GIVEN INSTRUCTION> Your task is to reproduce the material exactly.

DATASET EXCERPTS>
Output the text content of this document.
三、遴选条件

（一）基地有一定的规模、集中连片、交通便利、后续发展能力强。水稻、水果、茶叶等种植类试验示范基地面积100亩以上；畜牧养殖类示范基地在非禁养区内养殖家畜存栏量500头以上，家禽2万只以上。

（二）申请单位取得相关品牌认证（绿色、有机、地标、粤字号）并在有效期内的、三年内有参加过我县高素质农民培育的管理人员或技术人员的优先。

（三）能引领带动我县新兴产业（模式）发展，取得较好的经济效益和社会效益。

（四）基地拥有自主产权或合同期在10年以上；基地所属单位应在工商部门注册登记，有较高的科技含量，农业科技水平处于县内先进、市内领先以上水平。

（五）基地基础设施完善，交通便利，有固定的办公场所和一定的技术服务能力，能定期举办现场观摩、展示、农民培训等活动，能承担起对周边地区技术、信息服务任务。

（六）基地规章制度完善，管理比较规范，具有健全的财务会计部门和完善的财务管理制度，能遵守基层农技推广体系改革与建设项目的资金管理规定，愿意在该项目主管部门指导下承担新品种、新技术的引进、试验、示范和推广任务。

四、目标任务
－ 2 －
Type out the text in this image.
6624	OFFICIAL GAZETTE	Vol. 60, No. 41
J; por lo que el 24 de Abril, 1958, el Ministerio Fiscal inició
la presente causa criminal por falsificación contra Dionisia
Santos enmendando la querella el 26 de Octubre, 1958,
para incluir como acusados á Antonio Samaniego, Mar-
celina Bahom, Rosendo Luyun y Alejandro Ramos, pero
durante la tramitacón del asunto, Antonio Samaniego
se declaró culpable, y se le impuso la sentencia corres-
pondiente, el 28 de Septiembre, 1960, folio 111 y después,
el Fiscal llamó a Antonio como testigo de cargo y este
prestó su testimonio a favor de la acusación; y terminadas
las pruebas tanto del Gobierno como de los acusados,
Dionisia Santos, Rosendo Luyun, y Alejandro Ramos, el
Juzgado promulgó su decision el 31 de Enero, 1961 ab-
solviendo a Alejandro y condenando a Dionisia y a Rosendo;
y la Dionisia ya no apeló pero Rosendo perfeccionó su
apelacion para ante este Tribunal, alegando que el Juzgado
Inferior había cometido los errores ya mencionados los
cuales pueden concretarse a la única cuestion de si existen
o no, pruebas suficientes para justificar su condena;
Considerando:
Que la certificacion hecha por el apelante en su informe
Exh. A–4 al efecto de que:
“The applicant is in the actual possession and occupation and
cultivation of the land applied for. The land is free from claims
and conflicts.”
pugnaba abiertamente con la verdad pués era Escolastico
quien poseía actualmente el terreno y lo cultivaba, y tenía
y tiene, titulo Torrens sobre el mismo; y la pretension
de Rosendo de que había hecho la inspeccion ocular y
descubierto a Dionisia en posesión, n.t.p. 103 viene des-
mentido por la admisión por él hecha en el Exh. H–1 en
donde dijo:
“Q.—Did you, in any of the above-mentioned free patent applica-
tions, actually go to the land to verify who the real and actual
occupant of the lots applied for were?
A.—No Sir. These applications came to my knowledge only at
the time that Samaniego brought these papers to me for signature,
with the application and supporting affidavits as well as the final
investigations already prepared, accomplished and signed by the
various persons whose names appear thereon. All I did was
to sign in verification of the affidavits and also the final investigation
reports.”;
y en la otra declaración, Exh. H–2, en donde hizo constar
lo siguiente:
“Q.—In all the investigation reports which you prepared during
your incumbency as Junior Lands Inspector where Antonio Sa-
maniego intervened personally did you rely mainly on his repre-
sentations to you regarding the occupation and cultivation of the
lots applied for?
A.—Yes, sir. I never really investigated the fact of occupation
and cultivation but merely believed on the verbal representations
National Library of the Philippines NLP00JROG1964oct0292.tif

FINAL RESULT>
Output the text content of this document.
三、遴选条件

（一）基地有一定的规模、集中连片、交通便利、后续发展能力强。水稻、水果、茶叶等种植类试验示范基地面积100亩以上；畜牧养殖类示范基地在非禁养区内养殖家畜存栏量500头以上，家禽2万只以上。

（二）申请单位取得相关品牌认证（绿色、有机、地标、粤字号）并在有效期内的、三年内有参加过我县高素质农民培育的管理人员或技术人员的优先。

（三）能引领带动我县新兴产业（模式）发展，取得较好的经济效益和社会效益。

（四）基地拥有自主产权或合同期在10年以上；基地所属单位应在工商部门注册登记，有较高的科技含量，农业科技水平处于县内先进、市内领先以上水平。

（五）基地基础设施完善，交通便利，有固定的办公场所和一定的技术服务能力，能定期举办现场观摩、展示、农民培训等活动，能承担起对周边地区技术、信息服务任务。

（六）基地规章制度完善，管理比较规范，具有健全的财务会计部门和完善的财务管理制度，能遵守基层农技推广体系改革与建设项目的资金管理规定，愿意在该项目主管部门指导下承担新品种、新技术的引进、试验、示范和推广任务。

四、目标任务
－ 2 －
Type out the text in this image.
6624	OFFICIAL GAZETTE	Vol. 60, No. 41
J; por lo que el 24 de Abril, 1958, el Ministerio Fiscal inició
la presente causa criminal por falsificación contra Dionisia
Santos enmendando la querella el 26 de Octubre, 1958,
para incluir como acusados á Antonio Samaniego, Mar-
celina Bahom, Rosendo Luyun y Alejandro Ramos, pero
durante la tramitacón del asunto, Antonio Samaniego
se declaró culpable, y se le impuso la sentencia corres-
pondiente, el 28 de Septiembre, 1960, folio 111 y después,
el Fiscal llamó a Antonio como testigo de cargo y este
prestó su testimonio a favor de la acusación; y terminadas
las pruebas tanto del Gobierno como de los acusados,
Dionisia Santos, Rosendo Luyun, y Alejandro Ramos, el
Juzgado promulgó su decision el 31 de Enero, 1961 ab-
solviendo a Alejandro y condenando a Dionisia y a Rosendo;
y la Dionisia ya no apeló pero Rosendo perfeccionó su
apelacion para ante este Tribunal, alegando que el Juzgado
Inferior había cometido los errores ya mencionados los
cuales pueden concretarse a la única cuestion de si existen
o no, pruebas suficientes para justificar su condena;
Considerando:
Que la certificacion hecha por el apelante en su informe
Exh. A–4 al efecto de que:
“The applicant is in the actual possession and occupation and
cultivation of the land applied for. The land is free from claims
and conflicts.”
pugnaba abiertamente con la verdad pués era Escolastico
quien poseía actualmente el terreno y lo cultivaba, y tenía
y tiene, titulo Torrens sobre el mismo; y la pretension
de Rosendo de que había hecho la inspeccion ocular y
descubierto a Dionisia en posesión, n.t.p. 103 viene des-
mentido por la admisión por él hecha en el Exh. H–1 en
donde dijo:
“Q.—Did you, in any of the above-mentioned free patent applica-
tions, actually go to the land to verify who the real and actual
occupant of the lots applied for were?
A.—No Sir. These applications came to my knowledge only at
the time that Samaniego brought these papers to me for signature,
with the application and supporting affidavits as well as the final
investigations already prepared, accomplished and signed by the
various persons whose names appear thereon. All I did was
to sign in verification of the affidavits and also the final investigation
reports.”;
y en la otra declaración, Exh. H–2, en donde hizo constar
lo siguiente:
“Q.—In all the investigation reports which you prepared during
your incumbency as Junior Lands Inspector where Antonio Sa-
maniego intervened personally did you rely mainly on his repre-
sentations to you regarding the occupation and cultivation of the
lots applied for?
A.—Yes, sir. I never really investigated the fact of occupation
and cultivation but merely believed on the verbal representations
National Library of the Philippines NLP00JROG1964oct0292.tif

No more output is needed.